Your goal -> From the entries below, gather every line containing the string "موسی".

START Records to process

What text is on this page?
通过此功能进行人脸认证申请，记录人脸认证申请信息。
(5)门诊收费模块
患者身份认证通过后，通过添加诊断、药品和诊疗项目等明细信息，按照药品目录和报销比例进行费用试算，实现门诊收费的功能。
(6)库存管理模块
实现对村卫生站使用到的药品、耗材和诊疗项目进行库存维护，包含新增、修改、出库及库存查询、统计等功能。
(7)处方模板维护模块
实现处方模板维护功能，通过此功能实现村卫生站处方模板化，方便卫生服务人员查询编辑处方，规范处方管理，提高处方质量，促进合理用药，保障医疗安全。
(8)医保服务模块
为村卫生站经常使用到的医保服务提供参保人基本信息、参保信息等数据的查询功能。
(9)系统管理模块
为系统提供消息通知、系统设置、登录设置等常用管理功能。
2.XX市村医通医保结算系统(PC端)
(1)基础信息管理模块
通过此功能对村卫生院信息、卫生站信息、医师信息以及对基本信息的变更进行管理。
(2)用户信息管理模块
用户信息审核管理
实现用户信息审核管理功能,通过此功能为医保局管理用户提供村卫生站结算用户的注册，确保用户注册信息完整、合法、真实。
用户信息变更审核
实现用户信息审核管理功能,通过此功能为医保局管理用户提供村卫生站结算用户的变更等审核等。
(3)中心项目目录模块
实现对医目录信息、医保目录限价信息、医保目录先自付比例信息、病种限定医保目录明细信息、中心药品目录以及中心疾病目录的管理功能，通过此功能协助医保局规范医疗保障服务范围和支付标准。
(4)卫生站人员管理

END Records to process
START Records to process

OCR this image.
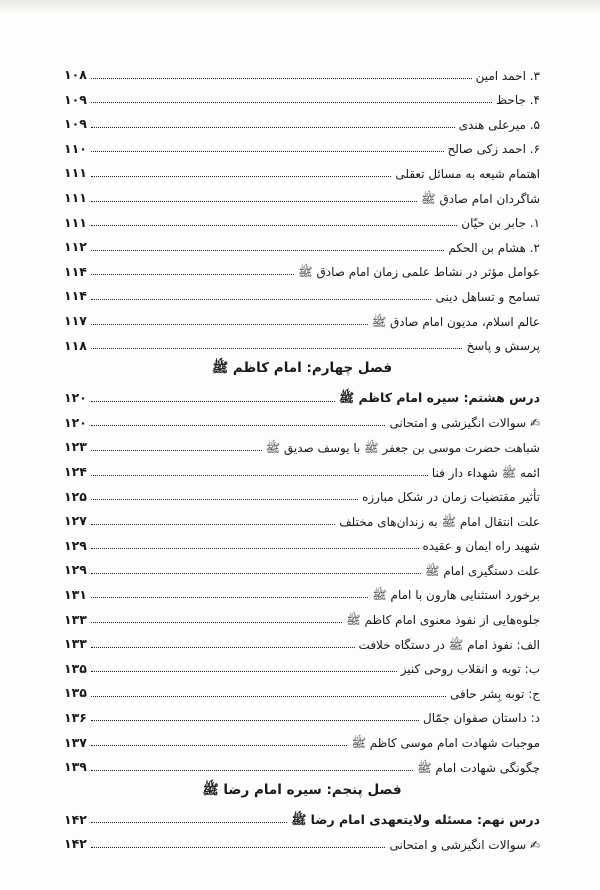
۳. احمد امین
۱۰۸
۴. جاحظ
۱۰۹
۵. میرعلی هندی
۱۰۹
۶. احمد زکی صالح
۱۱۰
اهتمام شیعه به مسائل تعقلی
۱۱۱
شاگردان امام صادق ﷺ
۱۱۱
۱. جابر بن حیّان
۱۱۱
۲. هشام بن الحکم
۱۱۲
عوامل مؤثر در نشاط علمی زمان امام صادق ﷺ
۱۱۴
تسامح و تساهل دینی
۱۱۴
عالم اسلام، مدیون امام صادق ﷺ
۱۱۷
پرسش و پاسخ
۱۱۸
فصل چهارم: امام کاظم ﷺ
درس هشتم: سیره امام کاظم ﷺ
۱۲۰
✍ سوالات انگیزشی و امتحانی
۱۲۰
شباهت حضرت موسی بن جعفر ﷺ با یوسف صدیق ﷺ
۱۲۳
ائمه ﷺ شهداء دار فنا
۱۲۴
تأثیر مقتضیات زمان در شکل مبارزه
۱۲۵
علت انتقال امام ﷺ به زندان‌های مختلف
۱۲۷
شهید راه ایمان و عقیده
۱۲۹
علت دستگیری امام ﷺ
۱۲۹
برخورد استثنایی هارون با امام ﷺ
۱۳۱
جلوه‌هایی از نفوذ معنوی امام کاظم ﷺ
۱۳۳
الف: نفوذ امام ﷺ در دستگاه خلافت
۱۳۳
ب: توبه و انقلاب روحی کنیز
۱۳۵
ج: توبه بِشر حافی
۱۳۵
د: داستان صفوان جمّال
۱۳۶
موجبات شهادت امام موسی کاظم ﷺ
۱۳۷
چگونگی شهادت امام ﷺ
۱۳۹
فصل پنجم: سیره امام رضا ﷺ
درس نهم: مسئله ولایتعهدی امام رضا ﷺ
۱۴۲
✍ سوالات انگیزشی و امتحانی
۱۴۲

END Records to process

Result of the task ->
شباهت حضرت موسی بن جعفر ﷺ با یوسف صدیق ﷺ
موجبات شهادت امام موسی کاظم ﷺ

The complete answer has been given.